◆ What this task involves
Please find all lines in the data that hold the string "рассмотрения" and copy them.

◆ Collected data entries
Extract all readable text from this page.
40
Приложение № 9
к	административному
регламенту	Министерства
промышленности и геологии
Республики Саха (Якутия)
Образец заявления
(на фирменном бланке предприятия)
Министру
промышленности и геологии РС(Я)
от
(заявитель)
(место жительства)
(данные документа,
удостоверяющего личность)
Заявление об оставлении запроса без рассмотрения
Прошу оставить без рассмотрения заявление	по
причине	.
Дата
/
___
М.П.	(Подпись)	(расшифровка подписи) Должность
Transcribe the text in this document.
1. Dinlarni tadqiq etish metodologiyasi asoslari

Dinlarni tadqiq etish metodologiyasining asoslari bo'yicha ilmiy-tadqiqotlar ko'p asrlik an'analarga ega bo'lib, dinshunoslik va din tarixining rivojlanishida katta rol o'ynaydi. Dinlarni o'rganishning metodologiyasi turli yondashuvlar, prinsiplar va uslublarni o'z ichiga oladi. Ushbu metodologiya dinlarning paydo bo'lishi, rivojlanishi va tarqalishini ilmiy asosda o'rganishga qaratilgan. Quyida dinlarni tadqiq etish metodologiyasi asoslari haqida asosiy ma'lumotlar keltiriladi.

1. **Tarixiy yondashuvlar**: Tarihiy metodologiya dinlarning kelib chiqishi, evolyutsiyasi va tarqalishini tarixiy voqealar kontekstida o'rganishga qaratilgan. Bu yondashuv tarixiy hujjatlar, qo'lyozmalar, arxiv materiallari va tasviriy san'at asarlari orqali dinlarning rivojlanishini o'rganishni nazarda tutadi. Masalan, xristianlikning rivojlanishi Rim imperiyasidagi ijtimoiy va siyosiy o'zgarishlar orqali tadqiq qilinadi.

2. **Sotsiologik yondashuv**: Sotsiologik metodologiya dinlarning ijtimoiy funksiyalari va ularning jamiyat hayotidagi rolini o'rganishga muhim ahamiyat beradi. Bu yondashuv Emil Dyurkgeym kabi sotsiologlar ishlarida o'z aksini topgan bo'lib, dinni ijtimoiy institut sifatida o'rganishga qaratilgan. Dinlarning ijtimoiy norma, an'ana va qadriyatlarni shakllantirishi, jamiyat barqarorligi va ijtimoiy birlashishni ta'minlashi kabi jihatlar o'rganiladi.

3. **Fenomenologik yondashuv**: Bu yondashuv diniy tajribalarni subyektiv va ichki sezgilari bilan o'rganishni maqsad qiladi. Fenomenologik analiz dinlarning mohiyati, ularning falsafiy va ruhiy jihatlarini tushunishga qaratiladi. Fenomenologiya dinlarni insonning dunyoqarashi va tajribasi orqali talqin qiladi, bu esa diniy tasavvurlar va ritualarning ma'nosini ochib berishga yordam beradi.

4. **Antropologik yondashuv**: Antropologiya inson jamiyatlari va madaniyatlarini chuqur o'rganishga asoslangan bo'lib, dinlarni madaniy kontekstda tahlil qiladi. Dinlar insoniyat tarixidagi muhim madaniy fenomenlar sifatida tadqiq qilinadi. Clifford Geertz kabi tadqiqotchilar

◆ Task solution
Заявление об оставлении запроса без рассмотрения
Прошу оставить без рассмотрения заявление	по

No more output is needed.